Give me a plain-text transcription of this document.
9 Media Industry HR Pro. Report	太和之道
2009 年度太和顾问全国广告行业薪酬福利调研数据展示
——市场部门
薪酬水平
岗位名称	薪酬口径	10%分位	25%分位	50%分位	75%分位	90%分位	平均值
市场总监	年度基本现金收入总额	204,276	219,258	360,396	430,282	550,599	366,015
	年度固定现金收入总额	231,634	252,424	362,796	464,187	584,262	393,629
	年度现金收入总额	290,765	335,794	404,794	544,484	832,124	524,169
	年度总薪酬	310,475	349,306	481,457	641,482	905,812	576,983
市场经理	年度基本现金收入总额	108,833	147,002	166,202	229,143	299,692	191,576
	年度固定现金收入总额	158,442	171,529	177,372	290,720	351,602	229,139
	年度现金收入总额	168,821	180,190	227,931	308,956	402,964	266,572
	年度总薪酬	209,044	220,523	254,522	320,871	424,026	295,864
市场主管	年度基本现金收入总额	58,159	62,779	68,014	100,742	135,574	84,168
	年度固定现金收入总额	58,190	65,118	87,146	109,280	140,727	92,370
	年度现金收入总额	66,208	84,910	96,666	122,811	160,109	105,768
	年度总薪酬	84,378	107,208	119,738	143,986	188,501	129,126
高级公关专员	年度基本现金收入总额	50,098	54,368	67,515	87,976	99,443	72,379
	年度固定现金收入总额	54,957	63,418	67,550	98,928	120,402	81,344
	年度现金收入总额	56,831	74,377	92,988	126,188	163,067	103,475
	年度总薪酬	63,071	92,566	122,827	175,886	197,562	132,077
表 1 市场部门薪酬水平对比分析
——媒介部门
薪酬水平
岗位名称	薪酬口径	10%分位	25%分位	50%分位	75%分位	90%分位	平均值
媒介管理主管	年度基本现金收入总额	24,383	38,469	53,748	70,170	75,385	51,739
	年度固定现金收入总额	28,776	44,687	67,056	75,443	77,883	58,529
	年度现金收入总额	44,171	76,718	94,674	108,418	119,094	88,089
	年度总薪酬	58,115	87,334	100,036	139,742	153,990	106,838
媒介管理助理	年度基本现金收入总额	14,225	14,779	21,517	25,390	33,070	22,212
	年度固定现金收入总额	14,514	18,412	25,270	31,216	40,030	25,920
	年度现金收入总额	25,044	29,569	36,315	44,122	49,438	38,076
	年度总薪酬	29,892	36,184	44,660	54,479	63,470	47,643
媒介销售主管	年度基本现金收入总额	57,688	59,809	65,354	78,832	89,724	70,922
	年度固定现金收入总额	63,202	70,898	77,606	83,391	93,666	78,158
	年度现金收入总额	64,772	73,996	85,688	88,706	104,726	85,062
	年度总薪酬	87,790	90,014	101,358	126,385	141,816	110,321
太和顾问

※ ※ ※

• **Exercise instructions**: Gather each line holding the string "年度总薪酬".

• **Reply**:
	年度总薪酬	310,475	349,306	481,457	641,482	905,812	576,983
	年度总薪酬	209,044	220,523	254,522	320,871	424,026	295,864
	年度总薪酬	84,378	107,208	119,738	143,986	188,501	129,126
	年度总薪酬	63,071	92,566	122,827	175,886	197,562	132,077
	年度总薪酬	58,115	87,334	100,036	139,742	153,990	106,838
	年度总薪酬	29,892	36,184	44,660	54,479	63,470	47,643
	年度总薪酬	87,790	90,014	101,358	126,385	141,816	110,321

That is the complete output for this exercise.